## WHAT YOU HAVE TO DO
Locate the lines where "icon" occurs and copy them as they stand.

## INPUT ROWS
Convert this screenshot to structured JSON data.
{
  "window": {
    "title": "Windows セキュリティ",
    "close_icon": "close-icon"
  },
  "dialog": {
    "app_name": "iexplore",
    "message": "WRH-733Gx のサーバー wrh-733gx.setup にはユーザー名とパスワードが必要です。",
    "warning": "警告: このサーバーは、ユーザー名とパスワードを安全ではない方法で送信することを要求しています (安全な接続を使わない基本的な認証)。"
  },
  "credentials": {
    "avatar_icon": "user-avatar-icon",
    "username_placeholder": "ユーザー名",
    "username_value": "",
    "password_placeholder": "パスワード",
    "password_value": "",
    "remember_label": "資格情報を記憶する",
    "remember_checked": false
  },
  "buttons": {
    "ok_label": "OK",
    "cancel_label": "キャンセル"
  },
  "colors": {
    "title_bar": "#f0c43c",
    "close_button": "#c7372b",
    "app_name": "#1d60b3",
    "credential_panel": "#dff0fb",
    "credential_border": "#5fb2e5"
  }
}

## RESULT OF THIS TASK
    "close_icon": "close-icon"
    "avatar_icon": "user-avatar-icon",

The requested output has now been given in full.